* Your objective
Copy each line with the word "идти" in it.

* Data for this exercise
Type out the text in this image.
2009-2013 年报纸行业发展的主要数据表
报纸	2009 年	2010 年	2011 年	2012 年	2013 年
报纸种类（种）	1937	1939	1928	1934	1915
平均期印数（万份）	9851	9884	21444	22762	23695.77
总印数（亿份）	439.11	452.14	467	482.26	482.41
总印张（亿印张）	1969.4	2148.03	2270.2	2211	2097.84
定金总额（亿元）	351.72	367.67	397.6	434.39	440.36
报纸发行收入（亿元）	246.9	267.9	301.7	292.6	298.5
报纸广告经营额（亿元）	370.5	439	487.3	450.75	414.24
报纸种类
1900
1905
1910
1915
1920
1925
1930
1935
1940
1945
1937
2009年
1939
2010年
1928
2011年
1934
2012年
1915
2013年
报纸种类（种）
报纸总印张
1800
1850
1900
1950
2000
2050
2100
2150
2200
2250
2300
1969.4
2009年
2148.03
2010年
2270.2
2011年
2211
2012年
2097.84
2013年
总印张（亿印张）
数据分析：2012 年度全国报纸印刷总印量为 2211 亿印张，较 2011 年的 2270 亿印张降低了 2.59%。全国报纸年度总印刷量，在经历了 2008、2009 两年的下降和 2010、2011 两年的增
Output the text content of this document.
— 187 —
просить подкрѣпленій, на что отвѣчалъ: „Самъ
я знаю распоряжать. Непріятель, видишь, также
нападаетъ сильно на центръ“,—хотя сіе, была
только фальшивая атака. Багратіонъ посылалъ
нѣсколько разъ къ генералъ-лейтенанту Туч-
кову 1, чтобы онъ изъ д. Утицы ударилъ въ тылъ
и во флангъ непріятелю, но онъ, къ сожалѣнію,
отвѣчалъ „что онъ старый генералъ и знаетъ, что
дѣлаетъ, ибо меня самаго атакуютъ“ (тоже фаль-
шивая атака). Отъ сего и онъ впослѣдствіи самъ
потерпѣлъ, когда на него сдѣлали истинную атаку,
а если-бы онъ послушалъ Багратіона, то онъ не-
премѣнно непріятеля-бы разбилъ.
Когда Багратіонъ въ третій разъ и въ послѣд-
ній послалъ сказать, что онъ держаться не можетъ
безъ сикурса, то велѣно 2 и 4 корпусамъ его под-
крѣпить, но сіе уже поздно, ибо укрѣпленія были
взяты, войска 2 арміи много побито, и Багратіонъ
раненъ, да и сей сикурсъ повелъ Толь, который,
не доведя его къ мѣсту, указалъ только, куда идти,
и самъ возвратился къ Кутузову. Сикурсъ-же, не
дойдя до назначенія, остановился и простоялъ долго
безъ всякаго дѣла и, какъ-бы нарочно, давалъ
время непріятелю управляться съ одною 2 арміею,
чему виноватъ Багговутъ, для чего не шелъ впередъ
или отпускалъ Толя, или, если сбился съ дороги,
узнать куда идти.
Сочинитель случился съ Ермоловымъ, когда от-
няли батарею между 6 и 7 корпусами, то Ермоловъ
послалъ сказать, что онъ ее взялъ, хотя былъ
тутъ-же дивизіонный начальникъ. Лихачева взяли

* Solution below
не доведя его къ мѣсту, указалъ только, куда идти,
узнать куда идти.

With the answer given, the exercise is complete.